__Dataset extract__:
>> begin

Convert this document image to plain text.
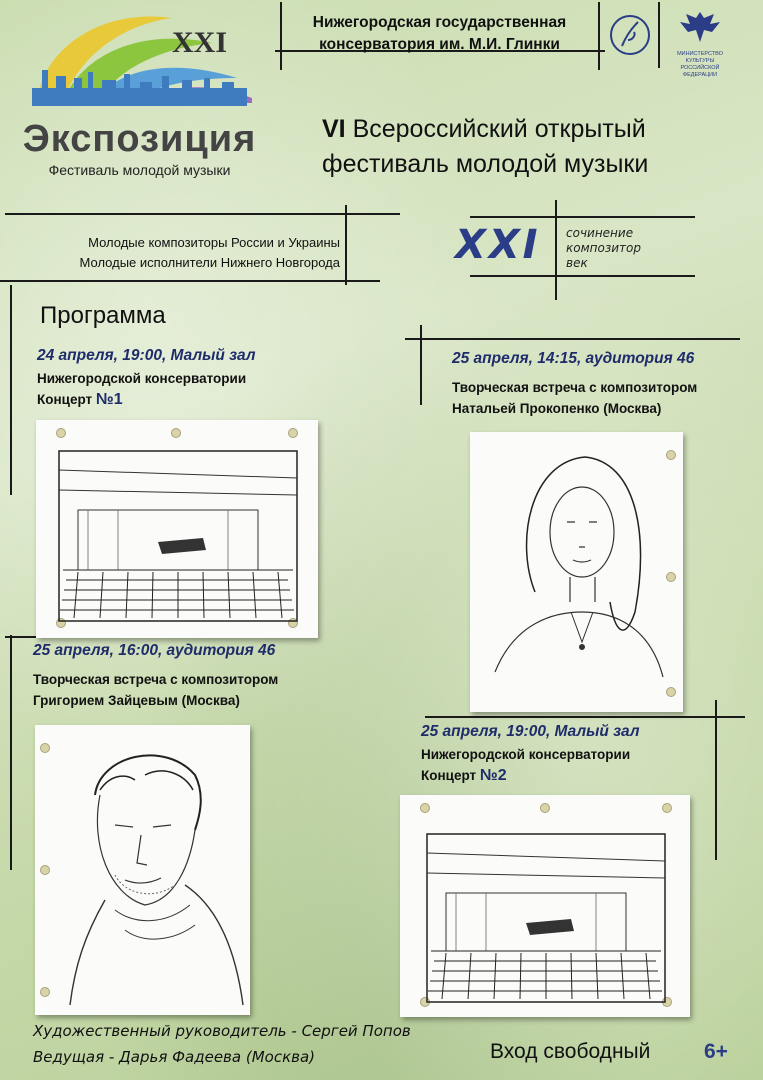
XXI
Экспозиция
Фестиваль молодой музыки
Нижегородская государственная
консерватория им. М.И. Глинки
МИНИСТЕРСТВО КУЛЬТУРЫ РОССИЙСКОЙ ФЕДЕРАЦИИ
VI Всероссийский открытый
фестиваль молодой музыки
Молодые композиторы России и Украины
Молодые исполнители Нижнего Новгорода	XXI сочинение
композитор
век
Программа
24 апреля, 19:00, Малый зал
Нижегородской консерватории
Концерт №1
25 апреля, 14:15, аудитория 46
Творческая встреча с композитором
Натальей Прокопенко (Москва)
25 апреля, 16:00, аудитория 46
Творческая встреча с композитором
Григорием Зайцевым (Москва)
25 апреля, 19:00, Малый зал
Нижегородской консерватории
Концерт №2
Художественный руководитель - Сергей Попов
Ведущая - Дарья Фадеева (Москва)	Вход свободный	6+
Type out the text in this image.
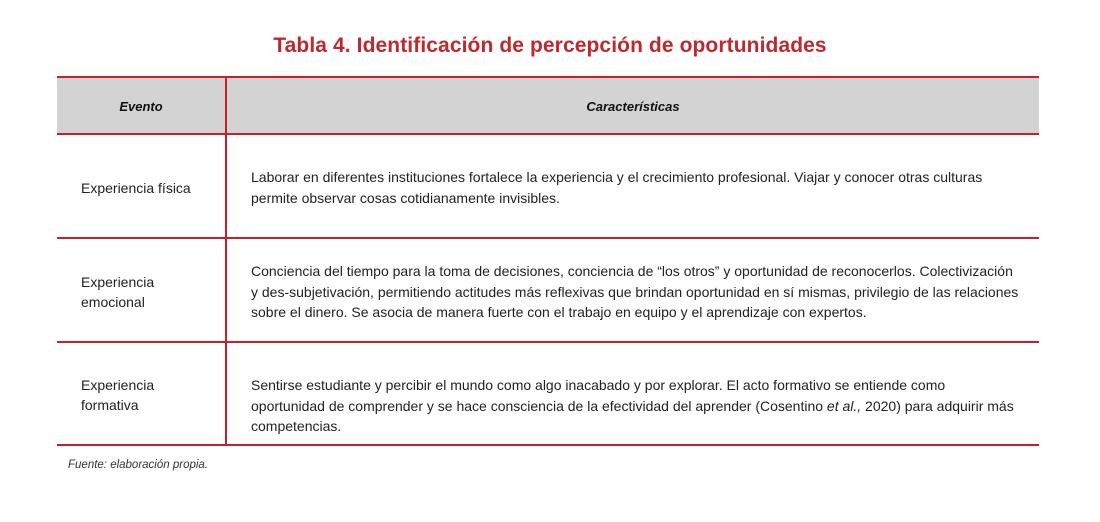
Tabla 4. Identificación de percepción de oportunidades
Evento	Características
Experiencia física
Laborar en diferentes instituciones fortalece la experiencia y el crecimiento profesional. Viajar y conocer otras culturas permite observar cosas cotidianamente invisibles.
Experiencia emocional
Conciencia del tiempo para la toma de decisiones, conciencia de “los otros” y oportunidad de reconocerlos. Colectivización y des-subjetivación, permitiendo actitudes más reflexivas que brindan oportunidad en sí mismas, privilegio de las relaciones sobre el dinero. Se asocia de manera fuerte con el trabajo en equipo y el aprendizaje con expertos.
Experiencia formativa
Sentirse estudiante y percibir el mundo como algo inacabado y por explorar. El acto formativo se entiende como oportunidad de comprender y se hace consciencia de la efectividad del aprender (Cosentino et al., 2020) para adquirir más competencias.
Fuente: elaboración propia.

>> end
>> begin

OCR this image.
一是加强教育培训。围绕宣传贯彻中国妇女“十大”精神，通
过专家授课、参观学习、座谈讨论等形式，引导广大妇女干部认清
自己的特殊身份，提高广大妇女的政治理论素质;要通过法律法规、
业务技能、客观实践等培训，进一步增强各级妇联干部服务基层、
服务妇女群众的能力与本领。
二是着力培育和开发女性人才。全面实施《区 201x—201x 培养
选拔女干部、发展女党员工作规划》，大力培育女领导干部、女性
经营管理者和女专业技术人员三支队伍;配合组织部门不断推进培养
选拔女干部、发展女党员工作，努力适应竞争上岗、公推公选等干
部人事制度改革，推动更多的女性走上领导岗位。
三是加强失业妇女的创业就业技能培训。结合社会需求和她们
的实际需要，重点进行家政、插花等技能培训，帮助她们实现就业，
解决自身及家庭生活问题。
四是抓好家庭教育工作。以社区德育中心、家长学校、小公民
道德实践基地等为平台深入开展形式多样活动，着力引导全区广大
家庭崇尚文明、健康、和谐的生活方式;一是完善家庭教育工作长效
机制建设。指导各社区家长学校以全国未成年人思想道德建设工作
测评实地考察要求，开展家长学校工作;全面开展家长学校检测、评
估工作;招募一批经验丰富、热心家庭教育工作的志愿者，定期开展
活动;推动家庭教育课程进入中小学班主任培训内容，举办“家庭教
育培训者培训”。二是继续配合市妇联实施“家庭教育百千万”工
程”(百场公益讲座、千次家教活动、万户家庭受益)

>> end
>> begin

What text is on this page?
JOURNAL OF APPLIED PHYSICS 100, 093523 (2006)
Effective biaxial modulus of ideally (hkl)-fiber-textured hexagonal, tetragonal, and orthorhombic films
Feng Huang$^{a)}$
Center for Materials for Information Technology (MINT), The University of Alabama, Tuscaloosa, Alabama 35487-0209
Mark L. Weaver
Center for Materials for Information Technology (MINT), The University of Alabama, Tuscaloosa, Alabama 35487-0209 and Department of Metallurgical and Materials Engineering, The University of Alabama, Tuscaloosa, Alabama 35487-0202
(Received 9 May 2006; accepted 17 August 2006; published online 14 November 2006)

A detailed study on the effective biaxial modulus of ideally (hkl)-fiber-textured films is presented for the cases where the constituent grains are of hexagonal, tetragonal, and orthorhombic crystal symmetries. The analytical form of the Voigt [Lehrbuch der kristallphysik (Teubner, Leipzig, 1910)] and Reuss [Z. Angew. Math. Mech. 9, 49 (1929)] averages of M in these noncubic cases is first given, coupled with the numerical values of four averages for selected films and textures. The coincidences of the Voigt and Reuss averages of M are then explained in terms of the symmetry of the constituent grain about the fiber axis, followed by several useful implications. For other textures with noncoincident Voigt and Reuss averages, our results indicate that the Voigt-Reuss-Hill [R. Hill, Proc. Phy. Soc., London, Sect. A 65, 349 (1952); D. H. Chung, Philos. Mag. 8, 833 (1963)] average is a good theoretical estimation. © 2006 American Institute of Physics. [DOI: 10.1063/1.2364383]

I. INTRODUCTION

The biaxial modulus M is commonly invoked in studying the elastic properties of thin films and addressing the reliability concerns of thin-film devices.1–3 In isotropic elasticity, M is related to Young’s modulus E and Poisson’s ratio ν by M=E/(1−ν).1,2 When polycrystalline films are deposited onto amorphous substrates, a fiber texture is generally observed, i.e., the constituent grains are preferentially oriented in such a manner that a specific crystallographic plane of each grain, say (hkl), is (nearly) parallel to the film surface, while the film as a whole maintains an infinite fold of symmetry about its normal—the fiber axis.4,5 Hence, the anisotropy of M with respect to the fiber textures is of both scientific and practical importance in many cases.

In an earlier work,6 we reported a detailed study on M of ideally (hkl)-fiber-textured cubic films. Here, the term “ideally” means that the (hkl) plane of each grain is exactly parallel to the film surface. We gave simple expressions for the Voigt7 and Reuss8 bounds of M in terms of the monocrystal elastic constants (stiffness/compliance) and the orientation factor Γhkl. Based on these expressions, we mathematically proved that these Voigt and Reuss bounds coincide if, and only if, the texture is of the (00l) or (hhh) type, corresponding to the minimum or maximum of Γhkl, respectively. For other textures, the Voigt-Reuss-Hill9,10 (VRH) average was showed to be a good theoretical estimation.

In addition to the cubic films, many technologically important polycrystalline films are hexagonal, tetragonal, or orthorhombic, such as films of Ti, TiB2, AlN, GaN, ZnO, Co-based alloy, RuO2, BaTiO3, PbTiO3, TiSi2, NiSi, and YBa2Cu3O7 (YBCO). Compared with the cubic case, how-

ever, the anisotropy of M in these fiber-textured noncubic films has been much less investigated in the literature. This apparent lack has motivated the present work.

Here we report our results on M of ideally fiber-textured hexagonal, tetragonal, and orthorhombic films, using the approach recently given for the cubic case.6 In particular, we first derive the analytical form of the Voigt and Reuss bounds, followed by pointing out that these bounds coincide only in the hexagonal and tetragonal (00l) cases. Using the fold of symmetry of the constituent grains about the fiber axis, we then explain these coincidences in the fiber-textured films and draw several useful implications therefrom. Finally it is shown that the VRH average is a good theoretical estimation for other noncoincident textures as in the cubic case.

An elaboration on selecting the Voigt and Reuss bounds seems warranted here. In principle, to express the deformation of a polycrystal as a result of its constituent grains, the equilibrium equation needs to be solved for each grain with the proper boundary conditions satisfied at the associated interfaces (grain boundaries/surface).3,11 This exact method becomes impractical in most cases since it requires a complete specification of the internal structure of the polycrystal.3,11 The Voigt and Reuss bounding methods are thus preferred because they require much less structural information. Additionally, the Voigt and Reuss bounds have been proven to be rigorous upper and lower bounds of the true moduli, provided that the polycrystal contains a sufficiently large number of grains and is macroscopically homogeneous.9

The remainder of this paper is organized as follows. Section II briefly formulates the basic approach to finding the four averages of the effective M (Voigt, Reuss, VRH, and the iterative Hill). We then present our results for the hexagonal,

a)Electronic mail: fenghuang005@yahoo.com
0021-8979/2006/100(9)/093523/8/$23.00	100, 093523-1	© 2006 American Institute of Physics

>> end

__Set problem__:
Find every line above that contains the word "Малый", and return each one.

__Solution__:
24 апреля, 19:00, Малый зал
25 апреля, 19:00, Малый зал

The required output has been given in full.